Exercise directions: Repeat every line of the listing below exactly, minus the pictures.
══ Provided data
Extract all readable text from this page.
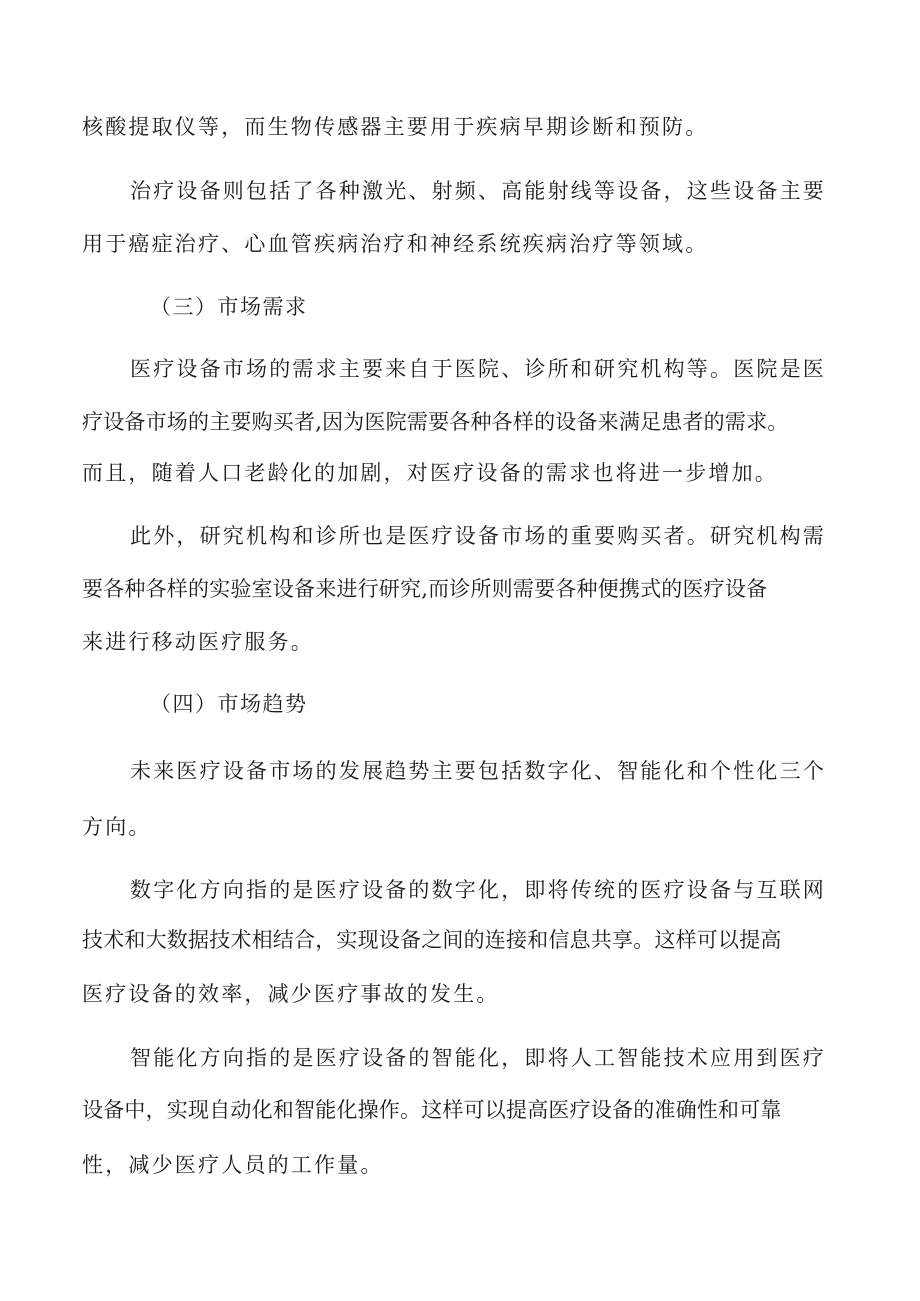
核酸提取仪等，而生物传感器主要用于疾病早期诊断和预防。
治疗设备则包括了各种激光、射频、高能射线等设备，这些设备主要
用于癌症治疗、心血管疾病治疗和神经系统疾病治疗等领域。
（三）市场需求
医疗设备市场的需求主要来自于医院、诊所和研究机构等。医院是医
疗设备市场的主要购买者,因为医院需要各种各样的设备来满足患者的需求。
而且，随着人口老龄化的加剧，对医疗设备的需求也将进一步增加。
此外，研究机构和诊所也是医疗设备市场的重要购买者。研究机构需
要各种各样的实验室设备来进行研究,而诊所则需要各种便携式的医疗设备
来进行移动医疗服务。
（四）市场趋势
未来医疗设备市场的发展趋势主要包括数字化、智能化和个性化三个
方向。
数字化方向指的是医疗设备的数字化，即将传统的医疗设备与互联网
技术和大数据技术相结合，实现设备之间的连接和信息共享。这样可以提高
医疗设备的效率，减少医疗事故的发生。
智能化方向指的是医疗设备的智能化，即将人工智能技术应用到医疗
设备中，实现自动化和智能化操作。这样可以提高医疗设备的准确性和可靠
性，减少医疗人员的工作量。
════
Solution to the problem:
Extract all readable text from this page.
核酸提取仪等，而生物传感器主要用于疾病早期诊断和预防。
治疗设备则包括了各种激光、射频、高能射线等设备，这些设备主要
用于癌症治疗、心血管疾病治疗和神经系统疾病治疗等领域。
（三）市场需求
医疗设备市场的需求主要来自于医院、诊所和研究机构等。医院是医
疗设备市场的主要购买者,因为医院需要各种各样的设备来满足患者的需求。
而且，随着人口老龄化的加剧，对医疗设备的需求也将进一步增加。
此外，研究机构和诊所也是医疗设备市场的重要购买者。研究机构需
要各种各样的实验室设备来进行研究,而诊所则需要各种便携式的医疗设备
来进行移动医疗服务。
（四）市场趋势
未来医疗设备市场的发展趋势主要包括数字化、智能化和个性化三个
方向。
数字化方向指的是医疗设备的数字化，即将传统的医疗设备与互联网
技术和大数据技术相结合，实现设备之间的连接和信息共享。这样可以提高
医疗设备的效率，减少医疗事故的发生。
智能化方向指的是医疗设备的智能化，即将人工智能技术应用到医疗
设备中，实现自动化和智能化操作。这样可以提高医疗设备的准确性和可靠
性，减少医疗人员的工作量。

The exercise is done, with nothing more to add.